Assemble all lines in which the string "MERVE" appears.

— Start Raw records —

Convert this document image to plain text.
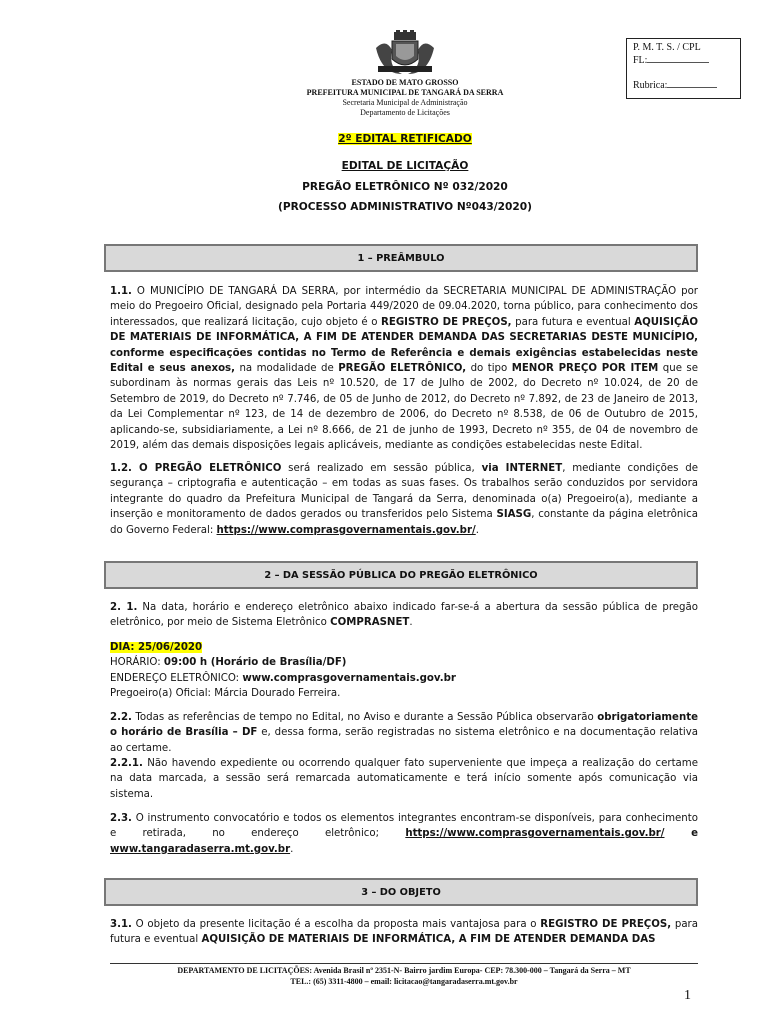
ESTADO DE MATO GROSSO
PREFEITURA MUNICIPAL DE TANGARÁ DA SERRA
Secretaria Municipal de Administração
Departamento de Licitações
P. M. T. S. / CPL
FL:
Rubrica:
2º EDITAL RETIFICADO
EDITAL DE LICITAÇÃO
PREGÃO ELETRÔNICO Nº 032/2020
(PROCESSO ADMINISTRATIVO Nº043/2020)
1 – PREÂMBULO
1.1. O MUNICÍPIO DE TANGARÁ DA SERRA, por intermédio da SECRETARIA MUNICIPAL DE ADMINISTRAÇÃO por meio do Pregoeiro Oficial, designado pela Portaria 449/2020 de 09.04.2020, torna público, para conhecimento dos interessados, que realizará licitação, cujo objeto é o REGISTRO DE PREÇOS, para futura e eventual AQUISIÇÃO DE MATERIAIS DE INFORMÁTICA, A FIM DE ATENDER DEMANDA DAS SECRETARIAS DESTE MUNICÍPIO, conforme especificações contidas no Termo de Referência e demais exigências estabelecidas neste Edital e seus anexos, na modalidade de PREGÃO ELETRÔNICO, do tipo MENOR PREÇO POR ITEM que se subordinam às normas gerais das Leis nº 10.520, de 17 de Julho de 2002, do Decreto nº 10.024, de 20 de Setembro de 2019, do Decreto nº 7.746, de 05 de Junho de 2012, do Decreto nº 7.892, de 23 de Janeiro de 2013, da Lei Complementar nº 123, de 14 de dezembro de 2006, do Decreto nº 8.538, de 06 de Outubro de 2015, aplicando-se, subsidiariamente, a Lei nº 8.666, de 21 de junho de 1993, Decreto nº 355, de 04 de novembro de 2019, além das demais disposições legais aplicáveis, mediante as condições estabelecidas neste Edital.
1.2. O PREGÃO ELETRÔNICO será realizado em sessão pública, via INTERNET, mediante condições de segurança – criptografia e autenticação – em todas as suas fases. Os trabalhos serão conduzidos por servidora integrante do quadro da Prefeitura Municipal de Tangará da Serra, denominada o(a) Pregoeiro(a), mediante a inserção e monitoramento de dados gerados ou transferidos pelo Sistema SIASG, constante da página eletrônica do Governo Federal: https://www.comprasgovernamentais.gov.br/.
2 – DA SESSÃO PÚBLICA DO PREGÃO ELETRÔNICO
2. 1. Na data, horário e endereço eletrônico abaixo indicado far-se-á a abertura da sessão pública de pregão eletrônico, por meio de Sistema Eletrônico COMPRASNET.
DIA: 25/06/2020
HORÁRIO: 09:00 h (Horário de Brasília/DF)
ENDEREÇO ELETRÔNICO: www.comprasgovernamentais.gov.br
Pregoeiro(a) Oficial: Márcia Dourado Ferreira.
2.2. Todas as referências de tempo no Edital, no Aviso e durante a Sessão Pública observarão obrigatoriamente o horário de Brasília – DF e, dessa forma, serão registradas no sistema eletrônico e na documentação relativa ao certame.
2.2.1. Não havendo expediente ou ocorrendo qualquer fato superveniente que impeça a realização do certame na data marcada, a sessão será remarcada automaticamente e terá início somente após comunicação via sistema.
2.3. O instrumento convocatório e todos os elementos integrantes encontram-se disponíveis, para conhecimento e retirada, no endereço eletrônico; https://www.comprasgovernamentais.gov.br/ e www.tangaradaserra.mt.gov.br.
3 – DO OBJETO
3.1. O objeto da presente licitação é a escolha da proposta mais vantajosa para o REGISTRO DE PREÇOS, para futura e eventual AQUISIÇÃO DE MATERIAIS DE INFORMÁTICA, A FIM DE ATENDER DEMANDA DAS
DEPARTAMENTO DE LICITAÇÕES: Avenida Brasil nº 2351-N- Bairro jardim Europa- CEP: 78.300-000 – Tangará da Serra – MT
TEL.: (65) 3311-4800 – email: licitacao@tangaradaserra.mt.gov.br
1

— End Raw records —
— Start Raw records —

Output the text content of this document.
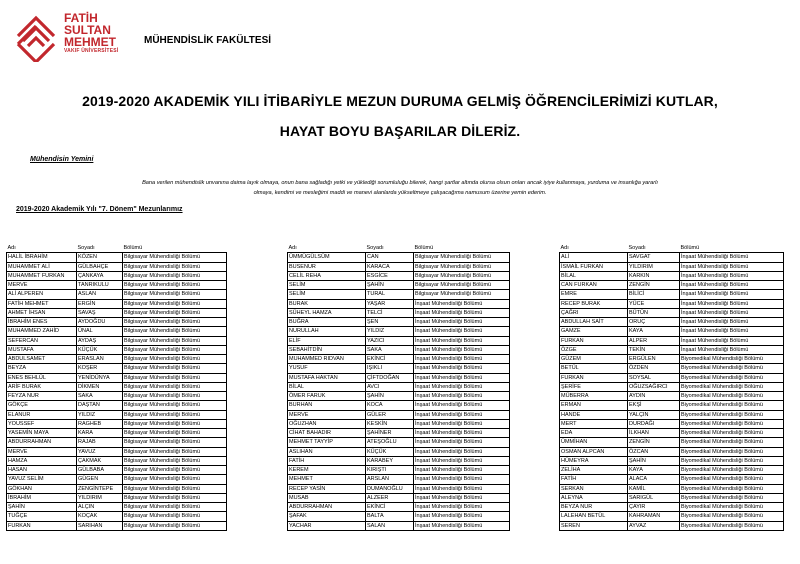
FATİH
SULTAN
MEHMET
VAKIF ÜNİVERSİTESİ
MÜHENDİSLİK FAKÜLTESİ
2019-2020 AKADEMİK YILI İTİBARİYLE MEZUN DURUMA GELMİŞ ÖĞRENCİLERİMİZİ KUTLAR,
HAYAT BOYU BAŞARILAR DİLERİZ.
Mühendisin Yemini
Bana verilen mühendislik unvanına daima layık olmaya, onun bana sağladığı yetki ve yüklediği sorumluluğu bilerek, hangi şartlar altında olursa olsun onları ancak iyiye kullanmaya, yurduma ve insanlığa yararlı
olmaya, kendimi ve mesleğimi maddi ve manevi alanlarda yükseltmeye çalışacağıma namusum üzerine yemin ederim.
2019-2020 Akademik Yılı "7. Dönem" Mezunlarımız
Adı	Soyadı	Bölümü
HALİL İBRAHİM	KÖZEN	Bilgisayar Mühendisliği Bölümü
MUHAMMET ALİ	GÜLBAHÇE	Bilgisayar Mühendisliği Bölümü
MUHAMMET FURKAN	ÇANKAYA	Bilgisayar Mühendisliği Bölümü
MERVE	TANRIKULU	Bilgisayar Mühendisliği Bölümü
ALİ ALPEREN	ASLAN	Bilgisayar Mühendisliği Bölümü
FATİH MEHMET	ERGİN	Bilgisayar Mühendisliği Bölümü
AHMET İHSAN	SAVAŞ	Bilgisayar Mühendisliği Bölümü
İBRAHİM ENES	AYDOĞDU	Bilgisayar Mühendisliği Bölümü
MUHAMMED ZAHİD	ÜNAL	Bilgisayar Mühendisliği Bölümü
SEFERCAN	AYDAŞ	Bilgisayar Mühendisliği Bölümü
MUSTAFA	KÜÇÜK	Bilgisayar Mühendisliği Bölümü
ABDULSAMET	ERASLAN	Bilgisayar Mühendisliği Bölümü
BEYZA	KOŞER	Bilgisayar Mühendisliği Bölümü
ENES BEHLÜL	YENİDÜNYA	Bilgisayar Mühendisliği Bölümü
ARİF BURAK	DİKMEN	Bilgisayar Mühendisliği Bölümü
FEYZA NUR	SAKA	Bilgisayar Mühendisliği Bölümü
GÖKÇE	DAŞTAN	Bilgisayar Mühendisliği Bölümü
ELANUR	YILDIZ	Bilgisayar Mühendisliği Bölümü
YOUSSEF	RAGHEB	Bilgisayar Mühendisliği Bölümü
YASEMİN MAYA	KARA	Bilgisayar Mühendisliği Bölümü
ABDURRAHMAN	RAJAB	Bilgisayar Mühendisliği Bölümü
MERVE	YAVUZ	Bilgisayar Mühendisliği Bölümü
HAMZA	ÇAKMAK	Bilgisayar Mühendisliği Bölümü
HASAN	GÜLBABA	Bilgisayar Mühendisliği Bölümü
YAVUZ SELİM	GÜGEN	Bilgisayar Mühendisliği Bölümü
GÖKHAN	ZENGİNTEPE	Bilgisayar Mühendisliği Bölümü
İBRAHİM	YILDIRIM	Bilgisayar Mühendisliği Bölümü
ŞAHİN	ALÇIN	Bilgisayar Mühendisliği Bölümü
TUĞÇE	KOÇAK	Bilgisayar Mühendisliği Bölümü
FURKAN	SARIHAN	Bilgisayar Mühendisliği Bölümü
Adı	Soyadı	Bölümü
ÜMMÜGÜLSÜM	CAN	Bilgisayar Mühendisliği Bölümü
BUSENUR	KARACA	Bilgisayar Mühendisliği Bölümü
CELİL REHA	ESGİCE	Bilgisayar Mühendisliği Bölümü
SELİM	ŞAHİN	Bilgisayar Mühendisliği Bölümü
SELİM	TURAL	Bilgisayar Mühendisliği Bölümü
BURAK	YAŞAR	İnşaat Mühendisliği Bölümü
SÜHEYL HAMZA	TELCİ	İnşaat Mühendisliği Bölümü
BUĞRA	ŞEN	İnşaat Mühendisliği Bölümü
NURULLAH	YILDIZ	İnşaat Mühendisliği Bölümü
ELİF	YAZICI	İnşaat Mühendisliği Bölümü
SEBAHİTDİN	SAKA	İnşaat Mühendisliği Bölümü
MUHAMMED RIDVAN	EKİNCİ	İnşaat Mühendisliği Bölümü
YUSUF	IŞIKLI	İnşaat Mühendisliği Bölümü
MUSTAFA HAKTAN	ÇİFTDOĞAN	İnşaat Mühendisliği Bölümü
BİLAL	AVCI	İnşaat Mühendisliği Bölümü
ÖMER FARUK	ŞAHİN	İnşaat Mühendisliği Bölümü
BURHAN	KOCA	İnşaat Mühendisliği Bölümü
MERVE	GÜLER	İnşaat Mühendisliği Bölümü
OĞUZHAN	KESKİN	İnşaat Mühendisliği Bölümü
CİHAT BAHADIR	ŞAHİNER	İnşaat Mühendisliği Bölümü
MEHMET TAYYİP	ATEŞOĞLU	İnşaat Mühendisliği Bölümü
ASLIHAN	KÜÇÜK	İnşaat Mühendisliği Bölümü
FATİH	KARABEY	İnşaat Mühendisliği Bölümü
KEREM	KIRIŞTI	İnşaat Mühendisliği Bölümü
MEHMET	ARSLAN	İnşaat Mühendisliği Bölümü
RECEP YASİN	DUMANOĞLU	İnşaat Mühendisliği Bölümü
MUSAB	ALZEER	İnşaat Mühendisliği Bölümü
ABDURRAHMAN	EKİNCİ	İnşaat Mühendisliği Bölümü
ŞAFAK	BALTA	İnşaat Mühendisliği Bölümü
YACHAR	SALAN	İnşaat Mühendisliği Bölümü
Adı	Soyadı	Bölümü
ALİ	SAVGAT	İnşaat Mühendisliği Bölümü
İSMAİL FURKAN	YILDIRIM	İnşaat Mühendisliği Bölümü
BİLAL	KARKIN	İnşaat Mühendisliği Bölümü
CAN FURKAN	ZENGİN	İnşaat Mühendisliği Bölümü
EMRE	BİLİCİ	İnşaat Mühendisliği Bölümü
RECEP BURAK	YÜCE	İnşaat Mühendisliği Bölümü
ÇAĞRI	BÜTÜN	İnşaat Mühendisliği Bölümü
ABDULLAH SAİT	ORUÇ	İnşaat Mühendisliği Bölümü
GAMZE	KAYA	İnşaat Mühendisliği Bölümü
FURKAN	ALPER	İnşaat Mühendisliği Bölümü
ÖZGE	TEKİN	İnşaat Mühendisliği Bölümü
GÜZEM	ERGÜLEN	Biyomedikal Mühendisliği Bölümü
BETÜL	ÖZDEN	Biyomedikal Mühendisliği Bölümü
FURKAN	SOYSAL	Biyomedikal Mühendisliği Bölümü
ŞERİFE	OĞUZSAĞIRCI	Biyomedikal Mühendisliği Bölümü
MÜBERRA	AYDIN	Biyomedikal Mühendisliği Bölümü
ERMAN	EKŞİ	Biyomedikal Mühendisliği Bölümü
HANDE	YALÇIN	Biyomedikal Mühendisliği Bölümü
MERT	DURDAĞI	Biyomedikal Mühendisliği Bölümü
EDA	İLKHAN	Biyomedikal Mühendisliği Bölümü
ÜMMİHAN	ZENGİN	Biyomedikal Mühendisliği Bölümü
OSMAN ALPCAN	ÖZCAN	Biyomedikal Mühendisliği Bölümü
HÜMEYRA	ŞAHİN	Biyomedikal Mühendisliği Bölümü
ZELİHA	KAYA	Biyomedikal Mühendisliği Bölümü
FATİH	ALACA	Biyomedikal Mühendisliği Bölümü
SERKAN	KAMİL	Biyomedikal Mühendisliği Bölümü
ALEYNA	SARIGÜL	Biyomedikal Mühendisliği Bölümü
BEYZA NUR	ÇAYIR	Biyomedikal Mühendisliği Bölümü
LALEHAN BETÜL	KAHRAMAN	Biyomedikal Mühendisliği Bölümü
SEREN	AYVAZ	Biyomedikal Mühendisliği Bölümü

— End Raw records —

_Finished task_
MERVE	TANRIKULU	Bilgisayar Mühendisliği Bölümü
MERVE	YAVUZ	Bilgisayar Mühendisliği Bölümü
MERVE	GÜLER	İnşaat Mühendisliği Bölümü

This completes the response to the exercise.